------ Information supplied ------

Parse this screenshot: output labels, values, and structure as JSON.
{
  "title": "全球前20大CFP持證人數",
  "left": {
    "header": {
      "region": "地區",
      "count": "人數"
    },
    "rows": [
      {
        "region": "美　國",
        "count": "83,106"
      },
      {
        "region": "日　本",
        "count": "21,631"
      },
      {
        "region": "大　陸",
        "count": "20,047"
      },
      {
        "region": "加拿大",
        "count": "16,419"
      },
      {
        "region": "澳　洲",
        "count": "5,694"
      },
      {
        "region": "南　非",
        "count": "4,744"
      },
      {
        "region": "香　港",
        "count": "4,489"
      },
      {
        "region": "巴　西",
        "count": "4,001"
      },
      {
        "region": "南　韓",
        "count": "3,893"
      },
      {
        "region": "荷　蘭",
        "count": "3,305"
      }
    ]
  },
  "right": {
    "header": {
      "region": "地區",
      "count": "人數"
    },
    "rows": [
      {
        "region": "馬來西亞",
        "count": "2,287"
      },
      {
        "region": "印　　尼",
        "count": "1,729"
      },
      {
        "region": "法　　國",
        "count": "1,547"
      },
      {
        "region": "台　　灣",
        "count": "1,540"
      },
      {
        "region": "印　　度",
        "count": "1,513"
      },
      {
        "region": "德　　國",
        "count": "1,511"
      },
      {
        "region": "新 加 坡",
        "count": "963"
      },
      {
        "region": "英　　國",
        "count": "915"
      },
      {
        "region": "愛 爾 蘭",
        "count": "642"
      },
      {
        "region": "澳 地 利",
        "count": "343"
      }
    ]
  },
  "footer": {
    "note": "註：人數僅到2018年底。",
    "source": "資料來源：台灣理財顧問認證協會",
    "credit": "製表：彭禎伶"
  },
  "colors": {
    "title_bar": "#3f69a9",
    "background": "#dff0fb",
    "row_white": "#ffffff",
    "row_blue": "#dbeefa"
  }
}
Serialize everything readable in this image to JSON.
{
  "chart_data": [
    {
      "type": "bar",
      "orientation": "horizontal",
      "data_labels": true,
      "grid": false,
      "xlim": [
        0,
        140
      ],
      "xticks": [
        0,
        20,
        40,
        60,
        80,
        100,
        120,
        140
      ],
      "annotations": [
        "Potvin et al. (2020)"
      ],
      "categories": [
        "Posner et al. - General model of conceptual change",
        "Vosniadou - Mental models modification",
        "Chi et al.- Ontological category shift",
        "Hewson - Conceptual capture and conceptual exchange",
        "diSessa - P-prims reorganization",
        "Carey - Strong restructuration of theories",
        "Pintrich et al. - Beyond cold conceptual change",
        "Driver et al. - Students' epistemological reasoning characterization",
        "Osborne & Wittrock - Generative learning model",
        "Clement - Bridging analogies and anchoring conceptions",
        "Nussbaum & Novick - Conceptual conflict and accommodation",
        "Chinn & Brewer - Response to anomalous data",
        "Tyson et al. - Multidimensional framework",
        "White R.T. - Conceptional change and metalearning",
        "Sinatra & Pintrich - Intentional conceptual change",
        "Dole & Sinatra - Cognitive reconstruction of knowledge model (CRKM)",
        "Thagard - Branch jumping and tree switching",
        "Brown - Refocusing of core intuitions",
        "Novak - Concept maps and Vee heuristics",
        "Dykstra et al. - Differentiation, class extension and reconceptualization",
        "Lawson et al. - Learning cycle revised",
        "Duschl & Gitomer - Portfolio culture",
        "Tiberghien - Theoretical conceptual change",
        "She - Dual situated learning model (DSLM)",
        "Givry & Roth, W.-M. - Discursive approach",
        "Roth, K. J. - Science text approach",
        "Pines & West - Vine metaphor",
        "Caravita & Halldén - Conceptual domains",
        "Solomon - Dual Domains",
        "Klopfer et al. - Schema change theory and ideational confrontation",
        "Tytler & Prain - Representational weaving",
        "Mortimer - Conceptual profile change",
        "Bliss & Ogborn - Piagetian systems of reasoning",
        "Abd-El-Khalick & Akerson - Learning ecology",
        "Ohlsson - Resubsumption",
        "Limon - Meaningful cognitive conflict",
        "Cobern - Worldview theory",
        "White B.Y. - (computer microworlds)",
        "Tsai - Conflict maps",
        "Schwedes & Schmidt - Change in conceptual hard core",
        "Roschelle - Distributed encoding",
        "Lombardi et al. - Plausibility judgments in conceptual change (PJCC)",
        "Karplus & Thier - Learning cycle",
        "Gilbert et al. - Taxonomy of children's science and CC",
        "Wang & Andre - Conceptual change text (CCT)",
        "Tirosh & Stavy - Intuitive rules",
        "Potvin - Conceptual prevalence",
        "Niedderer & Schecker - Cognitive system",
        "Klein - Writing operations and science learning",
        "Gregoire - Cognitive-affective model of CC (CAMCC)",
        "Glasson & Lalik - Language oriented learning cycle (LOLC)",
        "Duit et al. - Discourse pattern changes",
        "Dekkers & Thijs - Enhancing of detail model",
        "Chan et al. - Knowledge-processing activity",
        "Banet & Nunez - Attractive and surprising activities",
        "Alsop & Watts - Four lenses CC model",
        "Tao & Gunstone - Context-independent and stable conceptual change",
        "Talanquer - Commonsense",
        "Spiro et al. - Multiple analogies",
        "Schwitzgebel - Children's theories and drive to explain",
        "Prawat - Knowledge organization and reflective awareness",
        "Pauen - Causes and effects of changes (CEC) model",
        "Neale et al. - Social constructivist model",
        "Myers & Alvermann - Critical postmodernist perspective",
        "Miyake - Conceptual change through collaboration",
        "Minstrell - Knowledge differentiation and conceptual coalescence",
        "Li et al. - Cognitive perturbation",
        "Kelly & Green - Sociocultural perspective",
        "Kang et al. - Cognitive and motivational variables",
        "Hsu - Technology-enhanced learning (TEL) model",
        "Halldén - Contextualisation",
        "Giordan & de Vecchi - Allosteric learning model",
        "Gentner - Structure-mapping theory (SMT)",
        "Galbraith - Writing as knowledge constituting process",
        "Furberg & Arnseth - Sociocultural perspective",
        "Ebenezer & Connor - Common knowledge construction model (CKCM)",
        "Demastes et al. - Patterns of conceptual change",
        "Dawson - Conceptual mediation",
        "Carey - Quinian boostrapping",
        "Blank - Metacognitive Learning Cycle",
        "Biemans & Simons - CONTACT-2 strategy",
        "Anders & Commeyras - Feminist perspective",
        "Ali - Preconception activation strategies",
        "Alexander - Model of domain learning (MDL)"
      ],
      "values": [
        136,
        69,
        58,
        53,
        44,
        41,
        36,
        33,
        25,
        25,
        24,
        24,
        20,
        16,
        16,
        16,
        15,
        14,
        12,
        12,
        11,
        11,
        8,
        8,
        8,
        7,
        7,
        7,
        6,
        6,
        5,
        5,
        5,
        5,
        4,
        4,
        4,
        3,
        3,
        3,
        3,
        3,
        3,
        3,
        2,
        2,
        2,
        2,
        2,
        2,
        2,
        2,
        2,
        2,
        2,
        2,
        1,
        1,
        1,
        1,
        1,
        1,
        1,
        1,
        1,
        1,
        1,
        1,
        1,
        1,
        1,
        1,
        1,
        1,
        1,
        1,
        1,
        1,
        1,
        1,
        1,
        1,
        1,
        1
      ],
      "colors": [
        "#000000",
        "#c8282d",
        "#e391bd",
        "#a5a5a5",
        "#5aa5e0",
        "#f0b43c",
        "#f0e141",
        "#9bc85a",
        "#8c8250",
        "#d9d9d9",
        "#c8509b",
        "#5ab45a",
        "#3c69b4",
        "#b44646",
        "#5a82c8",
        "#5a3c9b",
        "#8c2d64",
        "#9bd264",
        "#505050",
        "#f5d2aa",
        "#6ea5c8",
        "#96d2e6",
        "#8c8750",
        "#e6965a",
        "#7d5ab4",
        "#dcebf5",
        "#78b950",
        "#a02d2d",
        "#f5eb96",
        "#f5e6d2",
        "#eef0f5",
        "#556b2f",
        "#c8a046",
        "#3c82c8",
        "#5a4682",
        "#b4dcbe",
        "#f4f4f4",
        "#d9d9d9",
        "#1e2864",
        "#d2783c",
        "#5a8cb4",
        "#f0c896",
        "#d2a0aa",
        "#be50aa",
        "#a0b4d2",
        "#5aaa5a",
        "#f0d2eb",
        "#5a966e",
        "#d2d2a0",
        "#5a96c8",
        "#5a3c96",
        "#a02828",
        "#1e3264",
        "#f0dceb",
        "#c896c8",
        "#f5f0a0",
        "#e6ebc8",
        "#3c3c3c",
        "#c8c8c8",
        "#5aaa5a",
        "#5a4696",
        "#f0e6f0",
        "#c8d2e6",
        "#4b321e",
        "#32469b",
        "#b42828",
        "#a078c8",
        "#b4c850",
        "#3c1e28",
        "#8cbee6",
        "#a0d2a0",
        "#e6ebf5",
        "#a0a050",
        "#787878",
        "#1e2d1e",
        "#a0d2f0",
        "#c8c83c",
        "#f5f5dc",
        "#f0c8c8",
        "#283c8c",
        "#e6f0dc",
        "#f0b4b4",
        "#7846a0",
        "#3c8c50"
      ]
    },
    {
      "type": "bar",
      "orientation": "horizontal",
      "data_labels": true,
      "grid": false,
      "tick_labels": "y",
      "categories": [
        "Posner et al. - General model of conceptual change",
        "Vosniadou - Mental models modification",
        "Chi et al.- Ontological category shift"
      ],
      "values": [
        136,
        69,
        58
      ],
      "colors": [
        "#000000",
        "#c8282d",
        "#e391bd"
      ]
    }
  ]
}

------

What you should do
Give nothing but the count of lines in the listing above that hold the string "Pintrich".

Response
2